Exercise —
Copy the lines of the data verbatim, starting at the line that contains "cell-contract-no: CJM/BPR/NCB /01/2082/083" and continuing through the last line of the data.

Data shown —
##########

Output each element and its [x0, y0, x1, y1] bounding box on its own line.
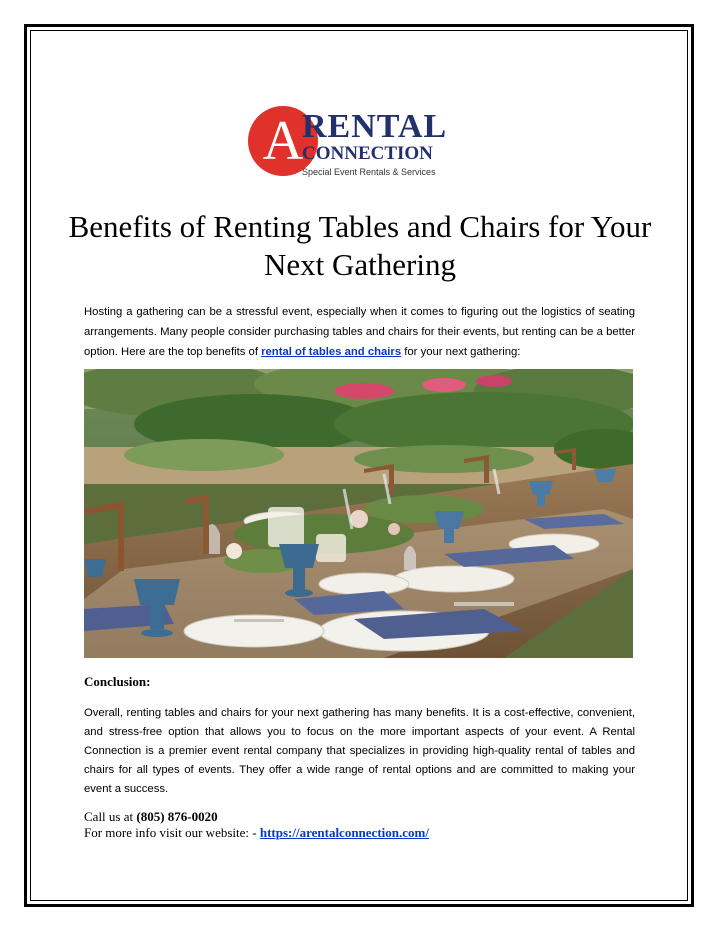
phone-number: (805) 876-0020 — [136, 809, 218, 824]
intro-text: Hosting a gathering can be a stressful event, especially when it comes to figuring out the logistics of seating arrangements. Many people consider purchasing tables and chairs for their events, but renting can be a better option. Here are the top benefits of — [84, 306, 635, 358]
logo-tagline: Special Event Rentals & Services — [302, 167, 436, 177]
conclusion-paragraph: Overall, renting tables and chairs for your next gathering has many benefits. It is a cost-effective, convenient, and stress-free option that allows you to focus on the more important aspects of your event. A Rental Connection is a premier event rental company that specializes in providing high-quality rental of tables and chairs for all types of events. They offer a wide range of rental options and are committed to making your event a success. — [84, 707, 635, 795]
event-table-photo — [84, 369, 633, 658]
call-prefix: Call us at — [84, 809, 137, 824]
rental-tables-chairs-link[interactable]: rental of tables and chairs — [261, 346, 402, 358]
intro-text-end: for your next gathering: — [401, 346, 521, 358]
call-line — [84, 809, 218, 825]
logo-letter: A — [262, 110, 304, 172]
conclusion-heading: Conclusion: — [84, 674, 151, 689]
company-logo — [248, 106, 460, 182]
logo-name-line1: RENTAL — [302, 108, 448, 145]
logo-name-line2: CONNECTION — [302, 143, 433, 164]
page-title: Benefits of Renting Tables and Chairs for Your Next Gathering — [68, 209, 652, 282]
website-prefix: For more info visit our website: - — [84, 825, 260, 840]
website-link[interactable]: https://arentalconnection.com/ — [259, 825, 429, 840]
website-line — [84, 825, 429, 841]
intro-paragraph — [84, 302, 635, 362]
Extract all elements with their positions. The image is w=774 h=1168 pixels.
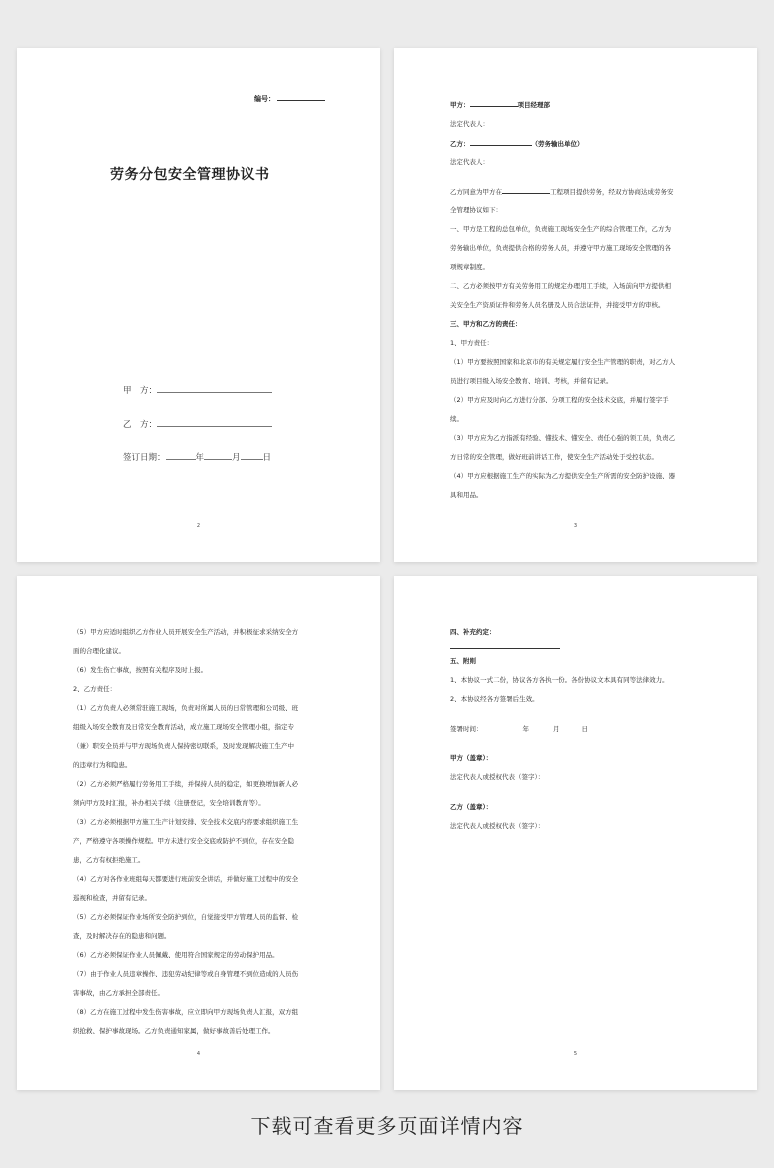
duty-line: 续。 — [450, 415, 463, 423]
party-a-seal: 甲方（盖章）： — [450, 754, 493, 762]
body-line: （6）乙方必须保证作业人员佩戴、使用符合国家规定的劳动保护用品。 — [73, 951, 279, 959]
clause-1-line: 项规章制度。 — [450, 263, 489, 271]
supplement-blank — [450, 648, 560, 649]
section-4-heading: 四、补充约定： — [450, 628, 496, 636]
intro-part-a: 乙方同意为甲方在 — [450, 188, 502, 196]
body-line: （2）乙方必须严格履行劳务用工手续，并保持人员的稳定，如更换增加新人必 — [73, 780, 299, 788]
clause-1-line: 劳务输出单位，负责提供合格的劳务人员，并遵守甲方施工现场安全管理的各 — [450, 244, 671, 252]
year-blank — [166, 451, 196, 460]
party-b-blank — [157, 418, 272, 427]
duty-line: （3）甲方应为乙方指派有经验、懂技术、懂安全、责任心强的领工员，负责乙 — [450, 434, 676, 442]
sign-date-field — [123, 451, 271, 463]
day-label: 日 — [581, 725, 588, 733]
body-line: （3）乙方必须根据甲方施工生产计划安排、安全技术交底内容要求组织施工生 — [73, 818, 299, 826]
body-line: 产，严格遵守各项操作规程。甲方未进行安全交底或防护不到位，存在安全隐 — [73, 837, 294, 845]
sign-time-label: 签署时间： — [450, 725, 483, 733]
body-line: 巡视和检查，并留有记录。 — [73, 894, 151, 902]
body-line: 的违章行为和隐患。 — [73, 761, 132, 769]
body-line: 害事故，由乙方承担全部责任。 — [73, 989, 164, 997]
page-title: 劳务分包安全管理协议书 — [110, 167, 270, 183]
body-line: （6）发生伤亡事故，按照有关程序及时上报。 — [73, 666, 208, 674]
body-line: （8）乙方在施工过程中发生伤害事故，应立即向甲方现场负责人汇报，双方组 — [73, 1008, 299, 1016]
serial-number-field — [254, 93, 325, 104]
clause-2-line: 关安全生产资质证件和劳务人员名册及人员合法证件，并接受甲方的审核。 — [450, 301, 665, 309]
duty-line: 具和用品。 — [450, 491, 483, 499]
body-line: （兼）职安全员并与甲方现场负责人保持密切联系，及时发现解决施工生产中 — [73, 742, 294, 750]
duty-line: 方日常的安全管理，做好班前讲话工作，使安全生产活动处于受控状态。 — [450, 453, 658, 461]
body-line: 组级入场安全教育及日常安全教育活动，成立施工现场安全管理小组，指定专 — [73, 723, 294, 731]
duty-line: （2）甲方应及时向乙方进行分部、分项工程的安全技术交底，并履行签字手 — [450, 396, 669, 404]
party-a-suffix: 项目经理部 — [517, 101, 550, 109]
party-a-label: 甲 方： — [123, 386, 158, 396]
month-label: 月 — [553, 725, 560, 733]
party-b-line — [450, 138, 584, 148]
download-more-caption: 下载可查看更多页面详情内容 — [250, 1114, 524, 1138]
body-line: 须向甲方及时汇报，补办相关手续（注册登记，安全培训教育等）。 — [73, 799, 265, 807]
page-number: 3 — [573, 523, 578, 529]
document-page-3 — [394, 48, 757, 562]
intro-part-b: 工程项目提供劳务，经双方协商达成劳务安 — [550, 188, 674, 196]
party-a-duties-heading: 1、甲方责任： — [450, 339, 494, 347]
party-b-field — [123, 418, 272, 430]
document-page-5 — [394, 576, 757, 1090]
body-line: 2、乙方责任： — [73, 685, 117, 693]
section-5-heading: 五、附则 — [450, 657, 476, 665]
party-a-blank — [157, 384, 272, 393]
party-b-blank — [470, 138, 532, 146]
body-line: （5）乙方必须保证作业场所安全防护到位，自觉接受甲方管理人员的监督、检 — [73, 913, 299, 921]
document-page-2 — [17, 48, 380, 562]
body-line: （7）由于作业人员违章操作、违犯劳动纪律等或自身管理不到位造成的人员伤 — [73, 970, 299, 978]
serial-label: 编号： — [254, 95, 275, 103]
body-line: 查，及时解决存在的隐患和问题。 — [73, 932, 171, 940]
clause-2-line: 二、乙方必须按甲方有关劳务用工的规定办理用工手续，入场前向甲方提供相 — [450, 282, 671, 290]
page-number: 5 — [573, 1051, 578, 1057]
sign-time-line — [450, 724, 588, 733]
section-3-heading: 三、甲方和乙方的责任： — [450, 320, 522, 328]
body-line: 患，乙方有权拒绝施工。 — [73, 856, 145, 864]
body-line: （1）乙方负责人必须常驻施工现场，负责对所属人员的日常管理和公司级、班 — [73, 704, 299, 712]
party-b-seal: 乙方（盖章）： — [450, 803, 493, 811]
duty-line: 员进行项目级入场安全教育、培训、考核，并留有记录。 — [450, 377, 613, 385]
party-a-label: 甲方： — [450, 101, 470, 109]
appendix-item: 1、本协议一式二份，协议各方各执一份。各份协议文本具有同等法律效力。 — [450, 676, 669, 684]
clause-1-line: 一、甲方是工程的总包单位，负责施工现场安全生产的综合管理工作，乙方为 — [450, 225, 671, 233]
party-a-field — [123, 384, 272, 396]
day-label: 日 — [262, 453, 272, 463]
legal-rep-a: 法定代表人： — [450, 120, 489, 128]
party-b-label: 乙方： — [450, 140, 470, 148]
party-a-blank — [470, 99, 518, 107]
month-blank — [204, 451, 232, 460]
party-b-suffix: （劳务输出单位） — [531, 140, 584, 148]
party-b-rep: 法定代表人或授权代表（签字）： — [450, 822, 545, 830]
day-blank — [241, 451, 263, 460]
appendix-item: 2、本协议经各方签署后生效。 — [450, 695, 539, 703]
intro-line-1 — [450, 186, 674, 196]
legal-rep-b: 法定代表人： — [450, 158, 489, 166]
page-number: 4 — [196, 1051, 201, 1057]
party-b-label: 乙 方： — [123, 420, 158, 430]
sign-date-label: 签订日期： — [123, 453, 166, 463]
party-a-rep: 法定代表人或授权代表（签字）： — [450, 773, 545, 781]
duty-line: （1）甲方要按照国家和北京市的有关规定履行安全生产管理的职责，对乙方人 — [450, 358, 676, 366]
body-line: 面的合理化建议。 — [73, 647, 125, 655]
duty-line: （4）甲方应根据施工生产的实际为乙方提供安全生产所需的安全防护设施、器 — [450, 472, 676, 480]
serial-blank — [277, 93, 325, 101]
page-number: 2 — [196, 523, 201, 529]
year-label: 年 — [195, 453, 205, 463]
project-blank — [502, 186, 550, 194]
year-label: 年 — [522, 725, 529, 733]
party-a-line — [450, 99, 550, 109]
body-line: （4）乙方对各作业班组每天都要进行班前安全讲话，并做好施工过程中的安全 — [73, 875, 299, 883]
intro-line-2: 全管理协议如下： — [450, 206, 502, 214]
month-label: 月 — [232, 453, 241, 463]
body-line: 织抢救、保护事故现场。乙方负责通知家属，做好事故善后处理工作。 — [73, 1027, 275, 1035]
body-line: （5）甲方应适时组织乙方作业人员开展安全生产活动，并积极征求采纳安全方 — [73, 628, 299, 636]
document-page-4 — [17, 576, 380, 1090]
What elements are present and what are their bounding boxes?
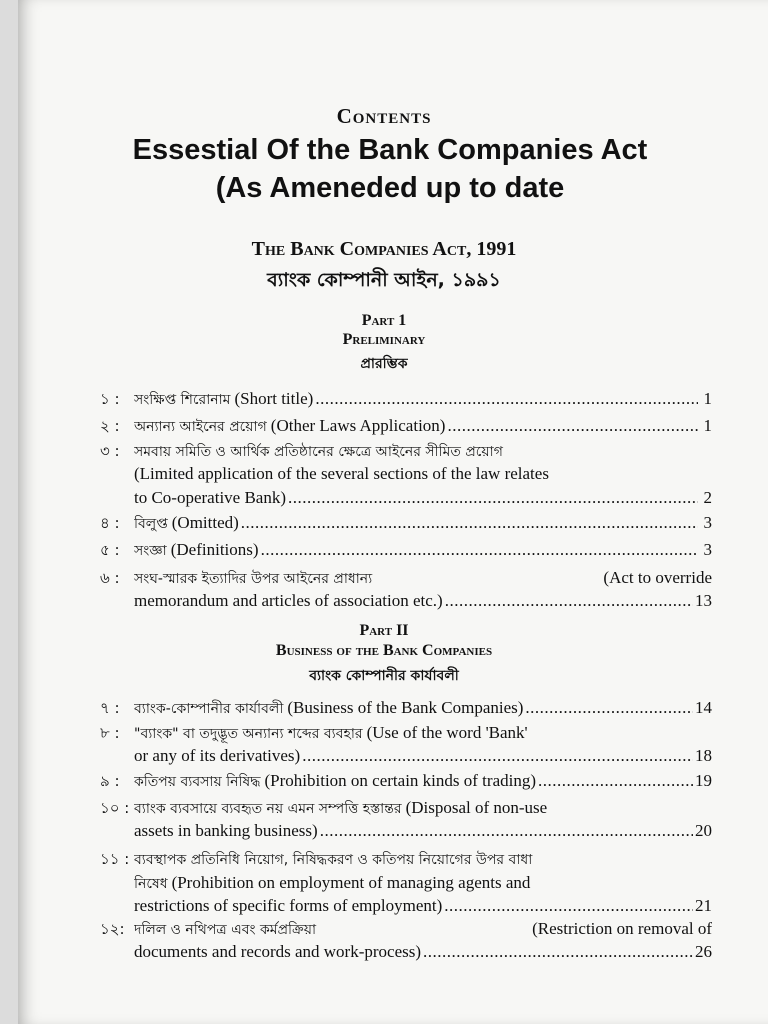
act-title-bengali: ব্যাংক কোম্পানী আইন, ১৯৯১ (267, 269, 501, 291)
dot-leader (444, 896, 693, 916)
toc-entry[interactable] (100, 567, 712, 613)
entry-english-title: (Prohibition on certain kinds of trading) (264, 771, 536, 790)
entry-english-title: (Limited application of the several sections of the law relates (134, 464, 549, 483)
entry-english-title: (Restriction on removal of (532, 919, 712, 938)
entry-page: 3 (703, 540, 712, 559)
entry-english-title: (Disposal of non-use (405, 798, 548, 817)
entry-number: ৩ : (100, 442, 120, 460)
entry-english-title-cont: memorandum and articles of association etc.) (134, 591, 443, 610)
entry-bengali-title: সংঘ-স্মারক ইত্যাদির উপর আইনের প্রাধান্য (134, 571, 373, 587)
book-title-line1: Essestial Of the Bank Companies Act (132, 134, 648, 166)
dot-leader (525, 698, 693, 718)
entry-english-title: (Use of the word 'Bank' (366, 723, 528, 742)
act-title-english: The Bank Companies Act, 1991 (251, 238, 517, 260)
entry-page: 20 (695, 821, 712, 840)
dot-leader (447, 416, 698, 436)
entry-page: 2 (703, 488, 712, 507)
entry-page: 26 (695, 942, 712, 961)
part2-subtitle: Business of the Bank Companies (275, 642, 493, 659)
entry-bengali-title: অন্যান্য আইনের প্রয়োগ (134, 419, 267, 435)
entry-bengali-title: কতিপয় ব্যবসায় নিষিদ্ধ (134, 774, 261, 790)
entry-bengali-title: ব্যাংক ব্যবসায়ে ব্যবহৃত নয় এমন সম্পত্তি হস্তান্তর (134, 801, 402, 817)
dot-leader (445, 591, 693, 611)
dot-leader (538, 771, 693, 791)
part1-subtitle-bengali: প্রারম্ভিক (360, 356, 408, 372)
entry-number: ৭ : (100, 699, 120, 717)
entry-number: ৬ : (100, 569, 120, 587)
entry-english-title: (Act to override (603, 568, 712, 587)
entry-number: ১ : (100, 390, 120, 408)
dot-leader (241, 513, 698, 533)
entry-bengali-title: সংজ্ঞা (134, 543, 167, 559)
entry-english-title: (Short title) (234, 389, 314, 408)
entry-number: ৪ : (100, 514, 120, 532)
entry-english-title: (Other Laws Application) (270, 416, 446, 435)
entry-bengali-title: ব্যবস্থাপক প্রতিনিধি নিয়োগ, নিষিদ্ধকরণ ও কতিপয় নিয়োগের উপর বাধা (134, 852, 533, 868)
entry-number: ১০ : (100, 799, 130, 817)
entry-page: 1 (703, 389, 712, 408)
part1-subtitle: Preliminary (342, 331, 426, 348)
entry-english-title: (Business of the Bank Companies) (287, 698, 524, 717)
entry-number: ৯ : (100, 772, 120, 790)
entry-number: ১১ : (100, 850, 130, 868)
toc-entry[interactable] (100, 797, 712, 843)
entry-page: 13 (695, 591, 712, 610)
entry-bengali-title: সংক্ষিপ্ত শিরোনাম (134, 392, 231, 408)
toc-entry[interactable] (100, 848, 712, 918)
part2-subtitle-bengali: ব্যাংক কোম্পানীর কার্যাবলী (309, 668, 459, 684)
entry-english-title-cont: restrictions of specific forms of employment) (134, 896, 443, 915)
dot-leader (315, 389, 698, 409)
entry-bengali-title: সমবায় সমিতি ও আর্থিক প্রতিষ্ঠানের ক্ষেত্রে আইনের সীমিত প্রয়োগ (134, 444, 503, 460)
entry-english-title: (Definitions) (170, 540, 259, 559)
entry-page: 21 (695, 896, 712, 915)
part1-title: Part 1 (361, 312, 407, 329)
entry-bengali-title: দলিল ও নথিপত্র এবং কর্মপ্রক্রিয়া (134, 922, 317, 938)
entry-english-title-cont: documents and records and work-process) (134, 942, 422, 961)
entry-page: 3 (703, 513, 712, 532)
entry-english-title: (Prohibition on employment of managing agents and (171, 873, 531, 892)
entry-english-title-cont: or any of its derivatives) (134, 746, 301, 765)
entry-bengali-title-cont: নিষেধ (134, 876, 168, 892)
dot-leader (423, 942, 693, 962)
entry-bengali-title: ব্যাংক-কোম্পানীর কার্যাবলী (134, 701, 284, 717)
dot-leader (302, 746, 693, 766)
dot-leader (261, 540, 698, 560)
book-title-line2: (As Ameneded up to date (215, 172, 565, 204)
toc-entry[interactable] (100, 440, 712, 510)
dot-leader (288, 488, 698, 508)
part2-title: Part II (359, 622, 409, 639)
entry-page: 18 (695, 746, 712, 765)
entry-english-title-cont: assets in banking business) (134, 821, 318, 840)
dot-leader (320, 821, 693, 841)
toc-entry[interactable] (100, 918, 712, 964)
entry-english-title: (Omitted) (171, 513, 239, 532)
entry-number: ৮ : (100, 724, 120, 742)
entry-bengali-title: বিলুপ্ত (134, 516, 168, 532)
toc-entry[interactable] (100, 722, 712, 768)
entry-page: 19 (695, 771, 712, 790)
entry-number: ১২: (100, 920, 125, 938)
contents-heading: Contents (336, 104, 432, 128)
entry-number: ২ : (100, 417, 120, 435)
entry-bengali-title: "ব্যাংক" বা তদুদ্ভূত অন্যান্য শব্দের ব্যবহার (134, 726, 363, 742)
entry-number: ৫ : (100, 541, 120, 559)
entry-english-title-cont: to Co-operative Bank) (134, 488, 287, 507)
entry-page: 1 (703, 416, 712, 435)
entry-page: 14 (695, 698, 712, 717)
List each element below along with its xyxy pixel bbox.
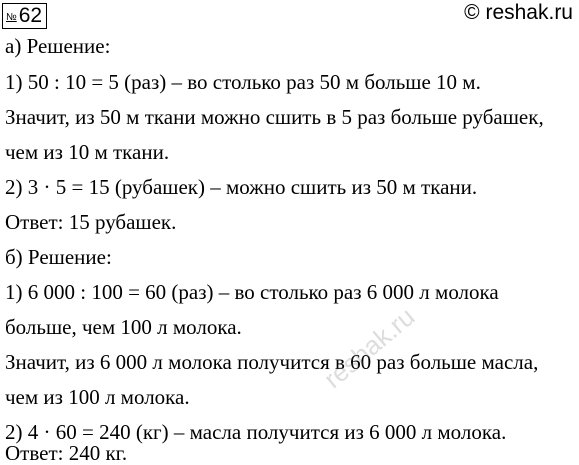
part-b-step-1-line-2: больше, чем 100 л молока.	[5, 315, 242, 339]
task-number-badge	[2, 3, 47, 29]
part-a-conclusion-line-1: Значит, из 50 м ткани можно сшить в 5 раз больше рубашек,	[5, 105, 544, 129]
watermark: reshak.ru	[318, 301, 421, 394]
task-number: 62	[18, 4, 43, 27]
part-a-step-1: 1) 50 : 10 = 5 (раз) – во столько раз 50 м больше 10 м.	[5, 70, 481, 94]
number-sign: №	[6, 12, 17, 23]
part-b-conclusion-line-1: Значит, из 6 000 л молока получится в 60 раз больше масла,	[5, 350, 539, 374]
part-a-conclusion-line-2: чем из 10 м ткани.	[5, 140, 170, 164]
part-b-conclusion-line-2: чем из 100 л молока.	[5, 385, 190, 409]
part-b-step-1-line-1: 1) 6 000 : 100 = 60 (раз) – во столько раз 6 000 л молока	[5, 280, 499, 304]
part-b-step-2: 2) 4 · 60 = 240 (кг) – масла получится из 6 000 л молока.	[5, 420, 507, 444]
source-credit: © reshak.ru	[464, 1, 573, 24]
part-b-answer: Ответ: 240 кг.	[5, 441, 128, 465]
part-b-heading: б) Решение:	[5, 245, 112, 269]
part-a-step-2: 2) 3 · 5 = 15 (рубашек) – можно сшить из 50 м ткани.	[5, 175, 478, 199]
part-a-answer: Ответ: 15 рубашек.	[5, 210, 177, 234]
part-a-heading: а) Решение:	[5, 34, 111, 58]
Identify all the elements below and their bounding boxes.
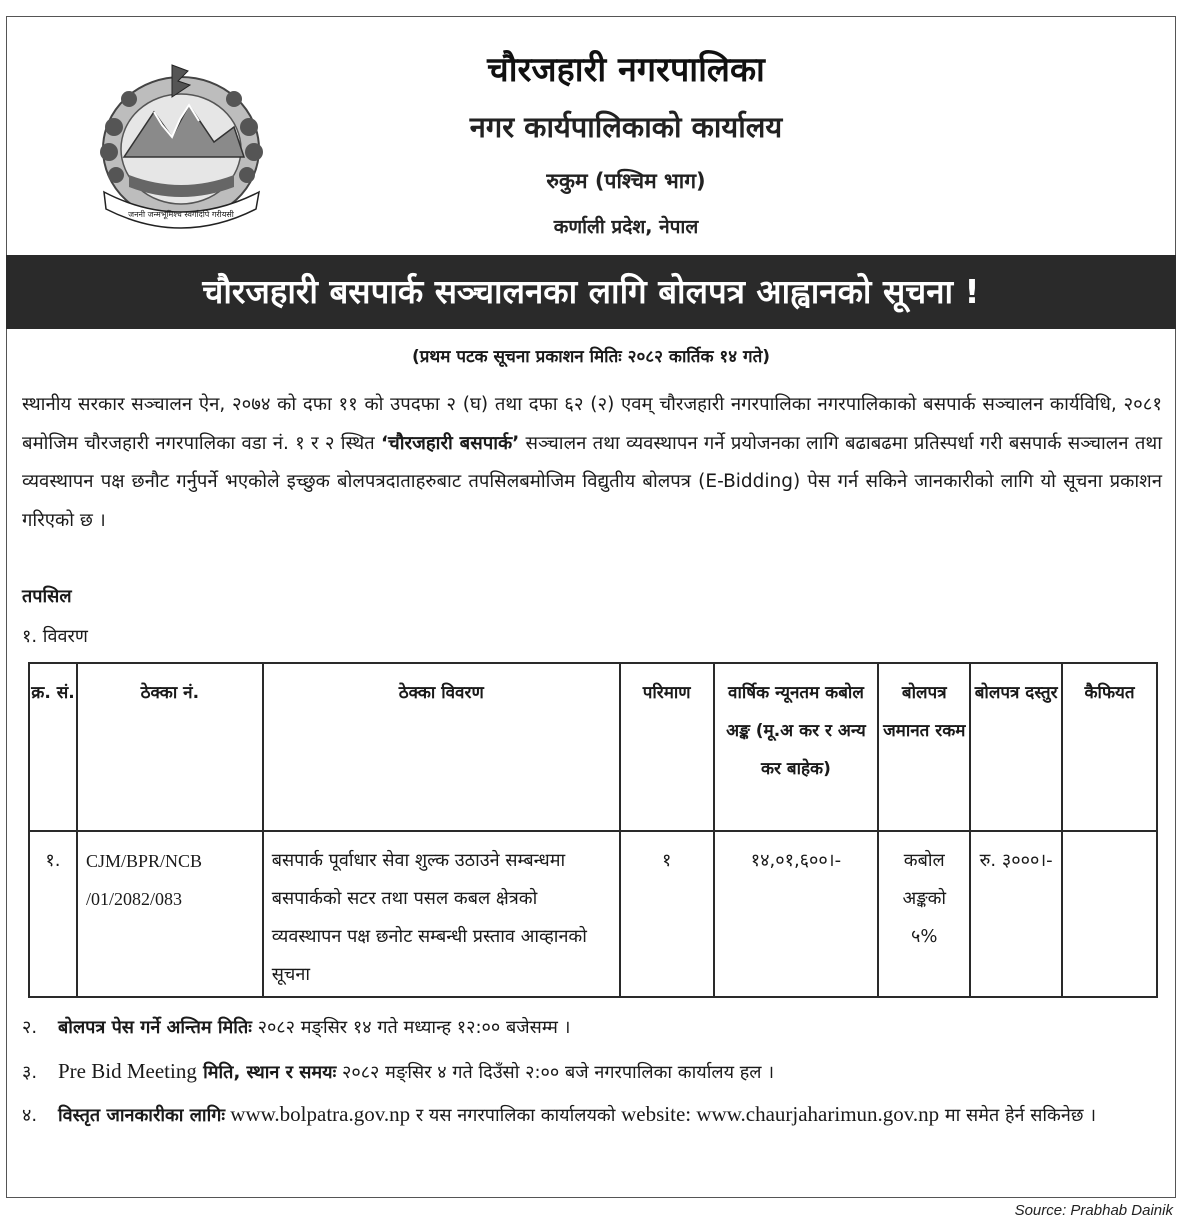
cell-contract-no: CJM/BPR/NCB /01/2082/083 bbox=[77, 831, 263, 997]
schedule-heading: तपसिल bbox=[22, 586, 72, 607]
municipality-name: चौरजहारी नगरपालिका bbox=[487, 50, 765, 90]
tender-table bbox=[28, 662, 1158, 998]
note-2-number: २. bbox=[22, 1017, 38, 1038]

##########

Exercise answer —
cell-contract-no: CJM/BPR/NCB /01/2082/083 bbox=[77, 831, 263, 997]
schedule-heading: तपसिल bbox=[22, 586, 72, 607]
municipality-name: चौरजहारी नगरपालिका bbox=[487, 50, 765, 90]
tender-table bbox=[28, 662, 1158, 998]
note-2-number: २. bbox=[22, 1017, 38, 1038]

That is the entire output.